**PROBLEM**
Pictures are not part of the copy; repeat everything else in the records exactly.

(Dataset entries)
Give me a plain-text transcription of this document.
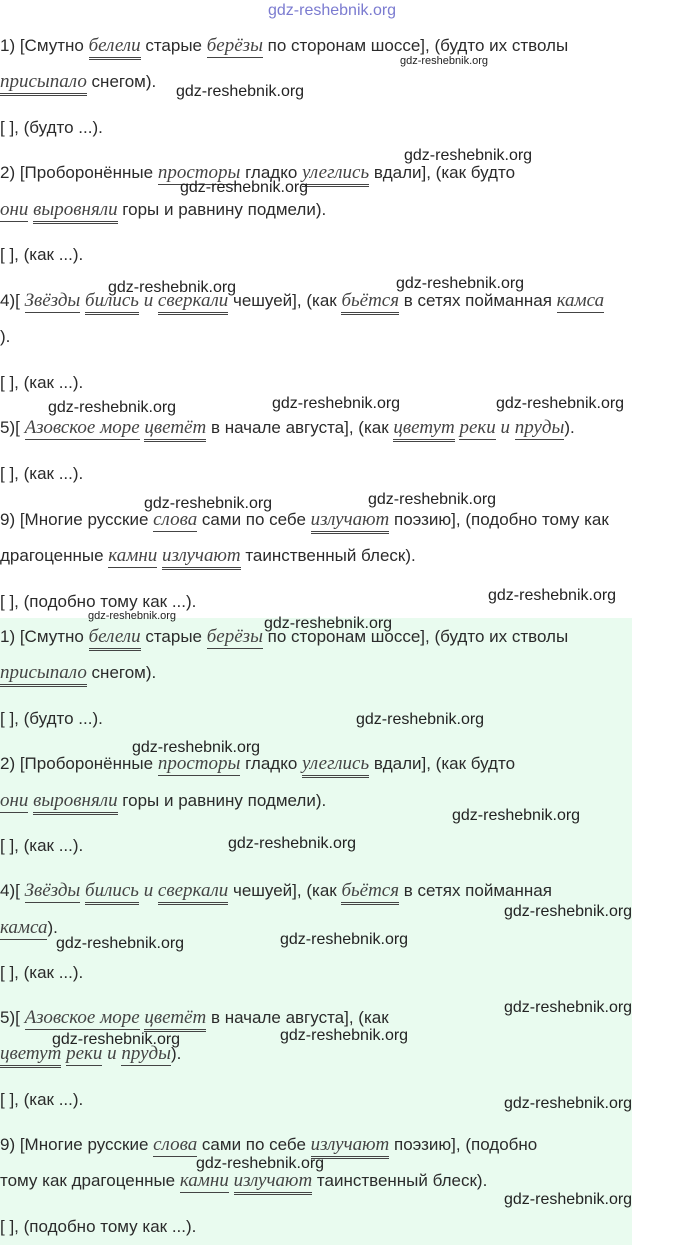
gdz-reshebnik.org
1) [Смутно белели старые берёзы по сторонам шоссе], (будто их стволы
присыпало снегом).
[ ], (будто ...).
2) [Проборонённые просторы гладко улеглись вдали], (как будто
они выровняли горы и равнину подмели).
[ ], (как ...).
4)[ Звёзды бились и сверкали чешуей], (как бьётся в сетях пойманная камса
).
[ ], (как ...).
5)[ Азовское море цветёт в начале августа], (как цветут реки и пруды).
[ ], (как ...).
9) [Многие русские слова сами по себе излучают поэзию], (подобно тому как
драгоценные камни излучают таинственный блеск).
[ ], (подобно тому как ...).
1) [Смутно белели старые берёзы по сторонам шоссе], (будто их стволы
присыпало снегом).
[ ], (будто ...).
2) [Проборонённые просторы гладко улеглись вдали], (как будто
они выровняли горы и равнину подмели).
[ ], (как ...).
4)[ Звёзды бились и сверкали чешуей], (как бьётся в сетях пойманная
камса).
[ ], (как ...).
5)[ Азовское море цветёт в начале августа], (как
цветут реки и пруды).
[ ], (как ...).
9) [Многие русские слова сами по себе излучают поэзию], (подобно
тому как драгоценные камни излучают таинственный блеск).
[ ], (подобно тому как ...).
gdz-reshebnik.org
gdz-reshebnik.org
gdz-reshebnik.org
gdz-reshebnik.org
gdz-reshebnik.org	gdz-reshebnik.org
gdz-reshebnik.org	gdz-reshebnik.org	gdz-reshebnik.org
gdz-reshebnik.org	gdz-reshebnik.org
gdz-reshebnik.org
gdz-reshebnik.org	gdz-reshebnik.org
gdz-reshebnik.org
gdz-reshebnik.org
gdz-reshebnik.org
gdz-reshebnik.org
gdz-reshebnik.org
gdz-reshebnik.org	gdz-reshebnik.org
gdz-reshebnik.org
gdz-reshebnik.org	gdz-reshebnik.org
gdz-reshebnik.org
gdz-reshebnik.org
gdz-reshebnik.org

**WRITTEN REPLY**
Give me a plain-text transcription of this document.
gdz-reshebnik.org
1) [Смутно белели старые берёзы по сторонам шоссе], (будто их стволы
присыпало снегом).
[ ], (будто ...).
2) [Проборонённые просторы гладко улеглись вдали], (как будто
они выровняли горы и равнину подмели).
[ ], (как ...).
4)[ Звёзды бились и сверкали чешуей], (как бьётся в сетях пойманная камса
).
[ ], (как ...).
5)[ Азовское море цветёт в начале августа], (как цветут реки и пруды).
[ ], (как ...).
9) [Многие русские слова сами по себе излучают поэзию], (подобно тому как
драгоценные камни излучают таинственный блеск).
[ ], (подобно тому как ...).
1) [Смутно белели старые берёзы по сторонам шоссе], (будто их стволы
присыпало снегом).
[ ], (будто ...).
2) [Проборонённые просторы гладко улеглись вдали], (как будто
они выровняли горы и равнину подмели).
[ ], (как ...).
4)[ Звёзды бились и сверкали чешуей], (как бьётся в сетях пойманная
камса).
[ ], (как ...).
5)[ Азовское море цветёт в начале августа], (как
цветут реки и пруды).
[ ], (как ...).
9) [Многие русские слова сами по себе излучают поэзию], (подобно
тому как драгоценные камни излучают таинственный блеск).
[ ], (подобно тому как ...).
gdz-reshebnik.org
gdz-reshebnik.org
gdz-reshebnik.org
gdz-reshebnik.org
gdz-reshebnik.org	gdz-reshebnik.org
gdz-reshebnik.org	gdz-reshebnik.org	gdz-reshebnik.org
gdz-reshebnik.org	gdz-reshebnik.org
gdz-reshebnik.org
gdz-reshebnik.org	gdz-reshebnik.org
gdz-reshebnik.org
gdz-reshebnik.org
gdz-reshebnik.org
gdz-reshebnik.org
gdz-reshebnik.org
gdz-reshebnik.org	gdz-reshebnik.org
gdz-reshebnik.org
gdz-reshebnik.org	gdz-reshebnik.org
gdz-reshebnik.org
gdz-reshebnik.org
gdz-reshebnik.org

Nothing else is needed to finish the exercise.